Report, word for word, every line of the material that contains "this".

((

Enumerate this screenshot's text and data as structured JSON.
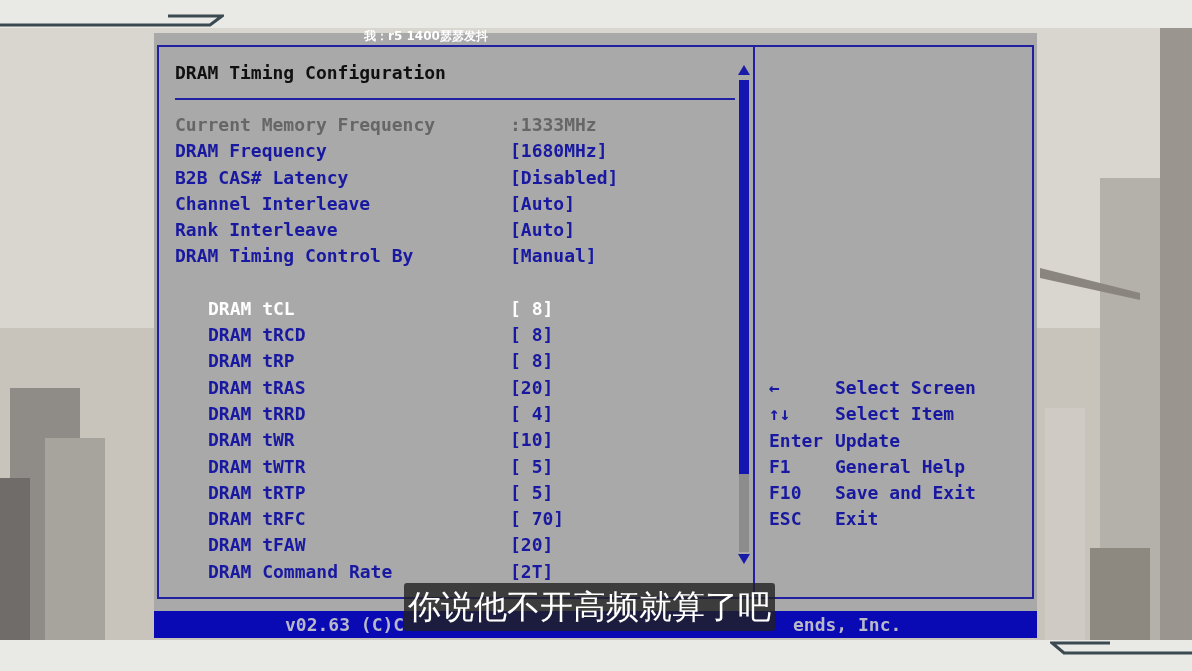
{
  "danmaku": "我：r5 1400瑟瑟发抖",
  "title": "DRAM Timing Configuration",
  "settings": [
    {
      "label": "Current Memory Frequency",
      "value": ":1333MHz",
      "disabled": true,
      "selected": false
    },
    {
      "label": "DRAM Frequency",
      "value": "[1680MHz]",
      "disabled": false,
      "selected": false
    },
    {
      "label": "B2B CAS# Latency",
      "value": "[Disabled]",
      "disabled": false,
      "selected": false
    },
    {
      "label": "Channel Interleave",
      "value": "[Auto]",
      "disabled": false,
      "selected": false
    },
    {
      "label": "Rank Interleave",
      "value": "[Auto]",
      "disabled": false,
      "selected": false
    },
    {
      "label": "DRAM Timing Control By",
      "value": "[Manual]",
      "disabled": false,
      "selected": false
    }
  ],
  "timings": [
    {
      "label": "DRAM tCL",
      "value": "[ 8]",
      "selected": true
    },
    {
      "label": "DRAM tRCD",
      "value": "[ 8]",
      "selected": false
    },
    {
      "label": "DRAM tRP",
      "value": "[ 8]",
      "selected": false
    },
    {
      "label": "DRAM tRAS",
      "value": "[20]",
      "selected": false
    },
    {
      "label": "DRAM tRRD",
      "value": "[ 4]",
      "selected": false
    },
    {
      "label": "DRAM tWR",
      "value": "[10]",
      "selected": false
    },
    {
      "label": "DRAM tWTR",
      "value": "[ 5]",
      "selected": false
    },
    {
      "label": "DRAM tRTP",
      "value": "[ 5]",
      "selected": false
    },
    {
      "label": "DRAM tRFC",
      "value": "[ 70]",
      "selected": false
    },
    {
      "label": "DRAM tFAW",
      "value": "[20]",
      "selected": false
    },
    {
      "label": "DRAM Command Rate",
      "value": "[2T]",
      "selected": false
    }
  ],
  "help": [
    {
      "key": "←",
      "action": "Select Screen"
    },
    {
      "key": "↑↓",
      "action": "Select Item"
    },
    {
      "key": "Enter",
      "action": "Update"
    },
    {
      "key": "F1",
      "action": "General Help"
    },
    {
      "key": "F10",
      "action": "Save and Exit"
    },
    {
      "key": "ESC",
      "action": "Exit"
    }
  ],
  "footer": {
    "left": "v02.63 (C)C",
    "right": "ends, Inc."
  },
  "subtitle": "你说他不开高频就算了吧"
}
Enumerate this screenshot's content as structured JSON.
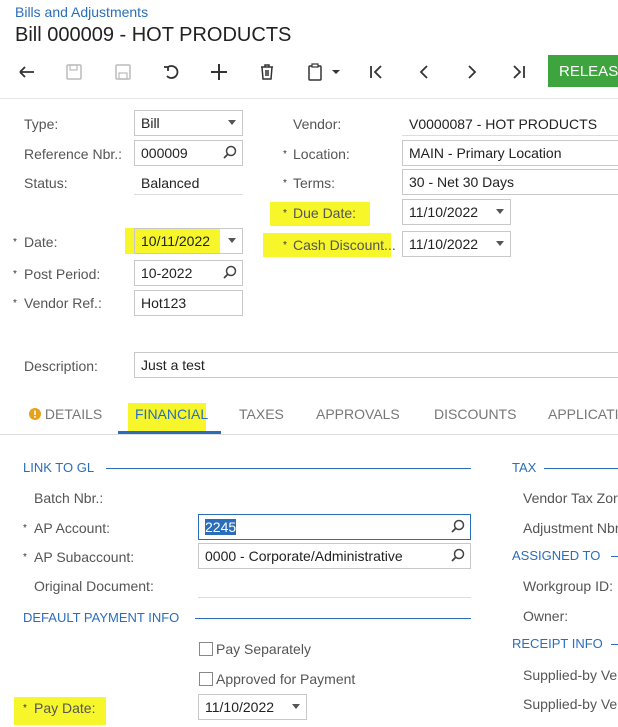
{
  "header": {
    "breadcrumb": "Bills and Adjustments",
    "title": "Bill 000009 - HOT PRODUCTS"
  },
  "toolbar": {
    "icons": [
      "undo-icon",
      "save-close-icon",
      "save-icon",
      "cancel-icon",
      "add-icon",
      "delete-icon",
      "copy-paste-icon",
      "first-icon",
      "previous-icon",
      "next-icon",
      "last-icon"
    ],
    "release_label": "RELEAS"
  },
  "form": {
    "type_label": "Type:",
    "type_value": "Bill",
    "refnbr_label": "Reference Nbr.:",
    "refnbr_value": "000009",
    "status_label": "Status:",
    "status_value": "Balanced",
    "date_label": "Date:",
    "date_value": "10/11/2022",
    "postperiod_label": "Post Period:",
    "postperiod_value": "10-2022",
    "vendorref_label": "Vendor Ref.:",
    "vendorref_value": "Hot123",
    "vendor_label": "Vendor:",
    "vendor_value": "V0000087 - HOT PRODUCTS",
    "location_label": "Location:",
    "location_value": "MAIN - Primary Location",
    "terms_label": "Terms:",
    "terms_value": "30 - Net 30 Days",
    "duedate_label": "Due Date:",
    "duedate_value": "11/10/2022",
    "cashdiscount_label": "Cash Discount...",
    "cashdiscount_value": "11/10/2022",
    "description_label": "Description:",
    "description_value": "Just a test",
    "required_mark": "*"
  },
  "tabs": {
    "details": "DETAILS",
    "financial": "FINANCIAL",
    "taxes": "TAXES",
    "approvals": "APPROVALS",
    "discounts": "DISCOUNTS",
    "application": "APPLICATIO"
  },
  "financial": {
    "link_to_gl": "LINK TO GL",
    "batch_label": "Batch Nbr.:",
    "apaccount_label": "AP Account:",
    "apaccount_value": "2245",
    "apsub_label": "AP Subaccount:",
    "apsub_value": "0000 - Corporate/Administrative",
    "origdoc_label": "Original Document:",
    "default_payment": "DEFAULT PAYMENT INFO",
    "pay_separately": "Pay Separately",
    "approved_payment": "Approved for Payment",
    "paydate_label": "Pay Date:",
    "paydate_value": "11/10/2022",
    "tax_section": "TAX",
    "vendor_tax_zone": "Vendor Tax Zor",
    "adjustment_nbr": "Adjustment Nbr",
    "assigned_to": "ASSIGNED TO",
    "workgroup": "Workgroup ID:",
    "owner": "Owner:",
    "receipt_info": "RECEIPT INFO",
    "supplied1": "Supplied-by Ve",
    "supplied2": "Supplied-by Ve"
  },
  "colors": {
    "accent": "#2a6ebb",
    "release": "#3da43e",
    "highlight": "#f6f62b"
  }
}
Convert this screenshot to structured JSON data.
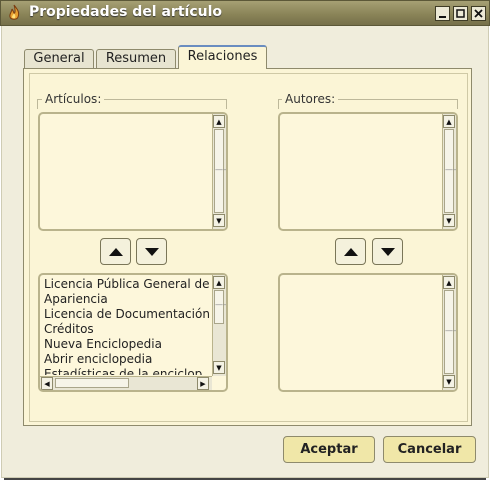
{
  "window": {
    "title": "Propiedades del artículo",
    "icon": "app-flame-icon",
    "controls": [
      "minimize-icon",
      "maximize-icon",
      "close-icon"
    ]
  },
  "tabs": [
    {
      "label": "General",
      "active": false
    },
    {
      "label": "Resumen",
      "active": false
    },
    {
      "label": "Relaciones",
      "active": true
    }
  ],
  "relaciones": {
    "articulos_label": "Artículos:",
    "autores_label": "Autores:",
    "articulos_selected": [],
    "autores_selected": [],
    "available_articles": [
      "Licencia Pública General de",
      "Apariencia",
      "Licencia de Documentación",
      "Créditos",
      "Nueva Enciclopedia",
      "Abrir enciclopedia",
      "Estadísticas de la enciclop"
    ],
    "available_authors": []
  },
  "buttons": {
    "accept": "Aceptar",
    "cancel": "Cancelar"
  },
  "colors": {
    "titlebar": "#8a8458",
    "panel": "#fbf5d6",
    "button": "#f0e7a8",
    "active_tab_accent": "#6a8dc0"
  }
}
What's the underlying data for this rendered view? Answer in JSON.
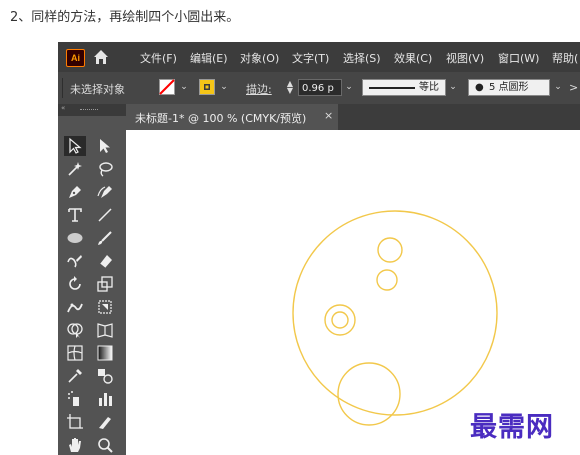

))

### Output below
Enumerate this screenshot's text and data as structured JSON.
Enumerate this screenshot's content as structured JSON.
Convert this screenshot to structured JSON data.
What's the underlying data for this rendered view? Answer in JSON.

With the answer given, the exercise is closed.